Exercise details
Find the lines that hold the word "warm" and return them.

Information supplied
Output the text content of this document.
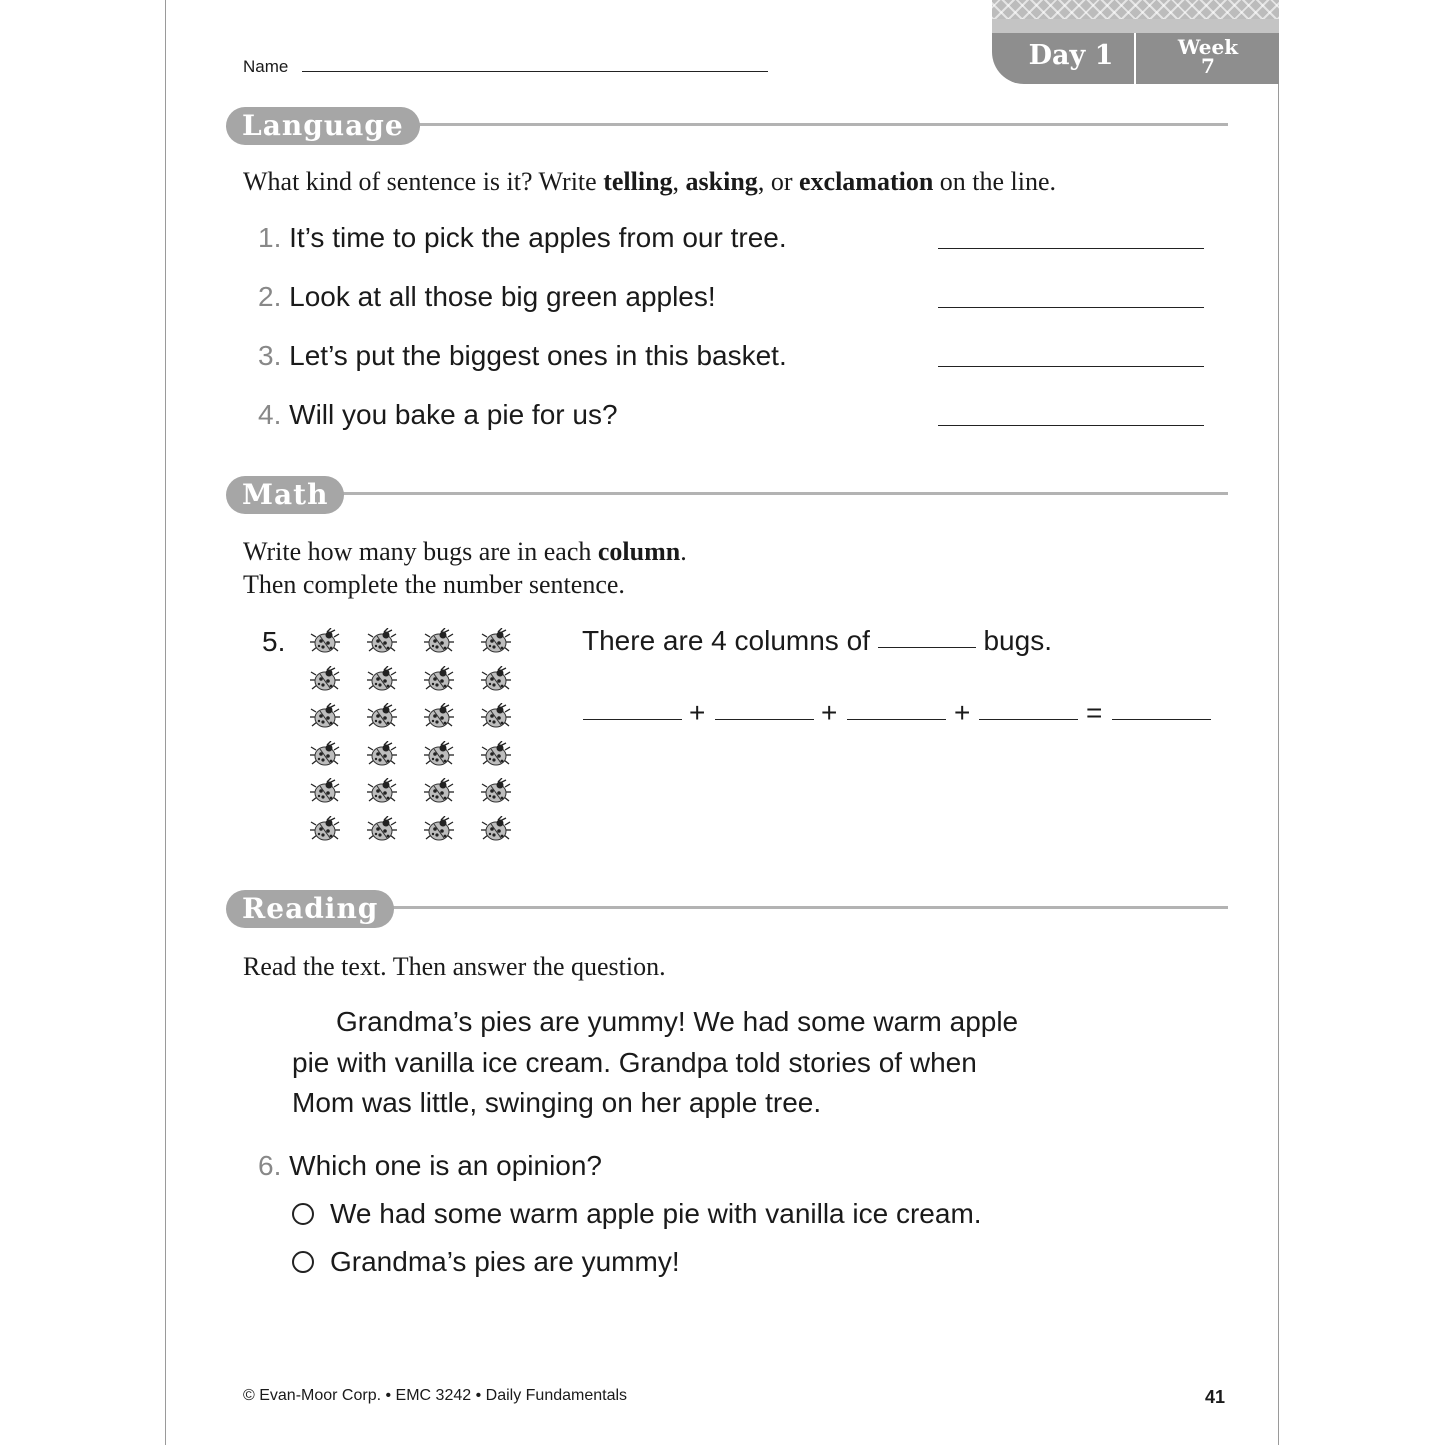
Name	Day 1	Week
7
Language
What kind of sentence is it? Write telling, asking, or exclamation on the line.
1. It’s time to pick the apples from our tree.
2. Look at all those big green apples!
3. Let’s put the biggest ones in this basket.
4. Will you bake a pie for us?
Math
Write how many bugs are in each column.
Then complete the number sentence.
5.	There are 4 columns of	bugs.
+	+	+	=
Reading
Read the text. Then answer the question.
Grandma’s pies are yummy! We had some warm apple
pie with vanilla ice cream. Grandpa told stories of when
Mom was little, swinging on her apple tree.
6. Which one is an opinion?
We had some warm apple pie with vanilla ice cream.
Grandma’s pies are yummy!
© Evan-Moor Corp. • EMC 3242 • Daily Fundamentals	41
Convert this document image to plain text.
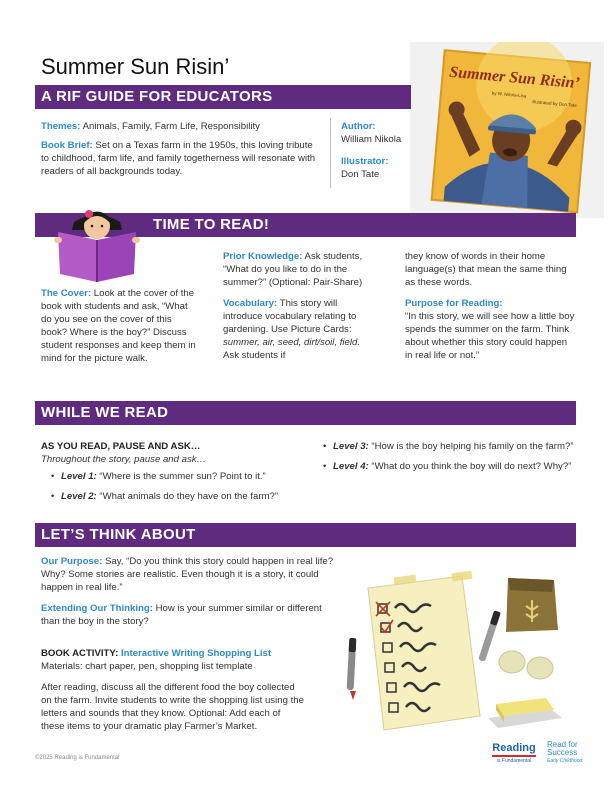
Summer Sun Risin’	Summer Sun Risin’
by W. Nikola-Lisa
illustrated by Don Tate
A RIF GUIDE FOR EDUCATORS

Themes: Animals, Family, Farm Life, Responsibility

Book Brief: Set on a Texas farm in the 1950s, this loving tribute to childhood, farm life, and family togetherness will resonate with readers of all backgrounds today.

Author:

William Nikola

Illustrator:

Don Tate

TIME TO READ!

The Cover: Look at the cover of the book with students and ask, “What do you see on the cover of this book? Where is the boy?” Discuss student responses and keep them in mind for the picture walk.

Prior Knowledge: Ask students, “What do you like to do in the summer?” (Optional: Pair-Share)

Vocabulary: This story will introduce vocabulary relating to gardening. Use Picture Cards: summer, air, seed, dirt/soil, field. Ask students if

they know of words in their home language(s) that mean the same thing as these words.

Purpose for Reading:

“In this story, we will see how a little boy spends the summer on the farm. Think about whether this story could happen in real life or not.”

WHILE WE READ

AS YOU READ, PAUSE AND ASK…

Throughout the story, pause and ask…

• Level 1: “Where is the summer sun? Point to it.”
• Level 2: “What animals do they have on the farm?”
• Level 3: “How is the boy helping his family on the farm?”
• Level 4: “What do you think the boy will do next? Why?”
LET’S THINK ABOUT

Our Purpose: Say, “Do you think this story could happen in real life? Why? Some stories are realistic. Even though it is a story, it could happen in real life.”

Extending Our Thinking: How is your summer similar or different than the boy in the story?

BOOK ACTIVITY: Interactive Writing Shopping List

Materials: chart paper, pen, shopping list template

After reading, discuss all the different food the boy collected on the farm. Invite students to write the shopping list using the letters and sounds that they know. Optional: Add each of these items to your dramatic play Farmer’s Market.

©2025 Reading is Fundamental
Reading
is Fundamental
Read for
Success
Early Childhood
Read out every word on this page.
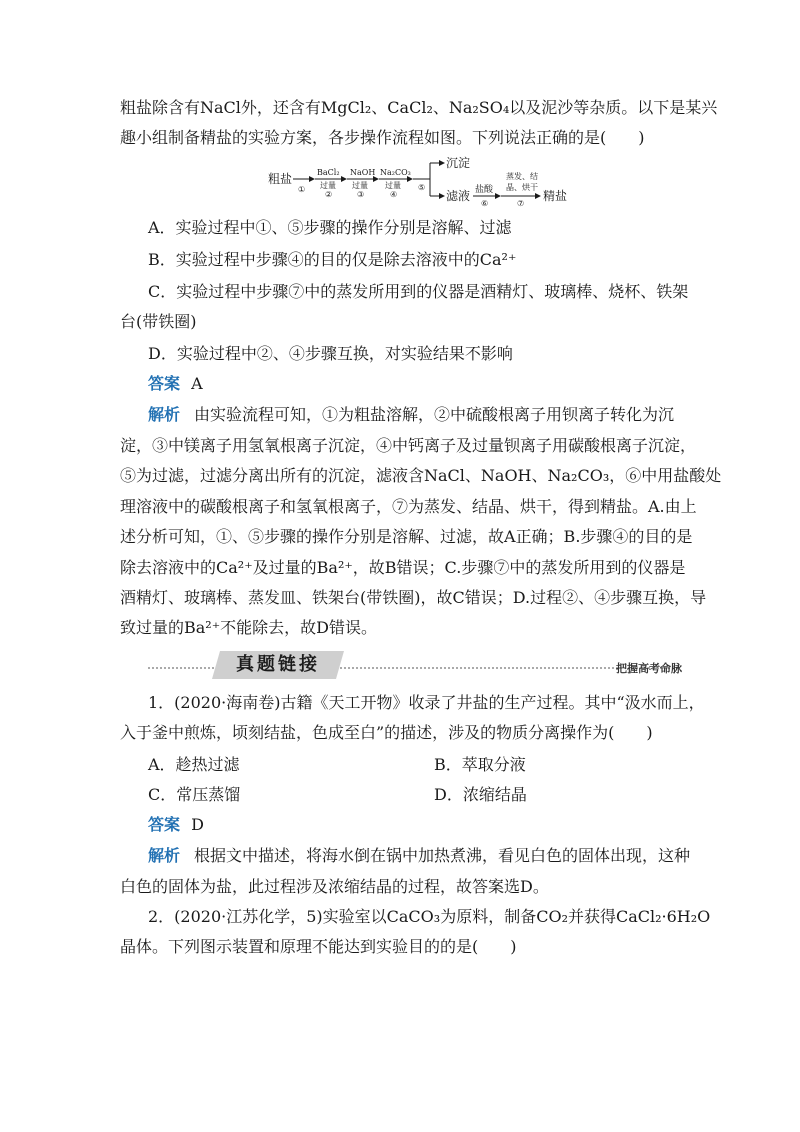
粗盐除含有NaCl外，还含有MgCl₂、CaCl₂、Na₂SO₄以及泥沙等杂质。以下是某兴
趣小组制备精盐的实验方案，各步操作流程如图。下列说法正确的是(　　)
粗盐
①
BaCl₂
过量
②
NaOH
过量
③
Na₂CO₃
过量
④
⑤
沉淀
滤液 盐酸
⑥
蒸发、结
晶、烘干
⑦
精盐
A．实验过程中①、⑤步骤的操作分别是溶解、过滤
B．实验过程中步骤④的目的仅是除去溶液中的Ca²⁺
C．实验过程中步骤⑦中的蒸发所用到的仪器是酒精灯、玻璃棒、烧杯、铁架
台(带铁圈)
D．实验过程中②、④步骤互换，对实验结果不影响
答案 A
解析 由实验流程可知，①为粗盐溶解，②中硫酸根离子用钡离子转化为沉
淀，③中镁离子用氢氧根离子沉淀，④中钙离子及过量钡离子用碳酸根离子沉淀，
⑤为过滤，过滤分离出所有的沉淀，滤液含NaCl、NaOH、Na₂CO₃，⑥中用盐酸处
理溶液中的碳酸根离子和氢氧根离子，⑦为蒸发、结晶、烘干，得到精盐。A.由上
述分析可知，①、⑤步骤的操作分别是溶解、过滤，故A正确；B.步骤④的目的是
除去溶液中的Ca²⁺及过量的Ba²⁺，故B错误；C.步骤⑦中的蒸发所用到的仪器是
酒精灯、玻璃棒、蒸发皿、铁架台(带铁圈)，故C错误；D.过程②、④步骤互换，导
致过量的Ba²⁺不能除去，故D错误。
真题链接	把握高考命脉
1．(2020·海南卷)古籍《天工开物》收录了井盐的生产过程。其中“汲水而上，
入于釜中煎炼，顷刻结盐，色成至白”的描述，涉及的物质分离操作为(　　)
A．趁热过滤	B．萃取分液
C．常压蒸馏	D．浓缩结晶
答案 D
解析 根据文中描述，将海水倒在锅中加热煮沸，看见白色的固体出现，这种
白色的固体为盐，此过程涉及浓缩结晶的过程，故答案选D。
2．(2020·江苏化学，5)实验室以CaCO₃为原料，制备CO₂并获得CaCl₂·6H₂O
晶体。下列图示装置和原理不能达到实验目的的是(　　)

Result of the exercise
Grandma’s pies are yummy! We had some warm apple
We had some warm apple pie with vanilla ice cream.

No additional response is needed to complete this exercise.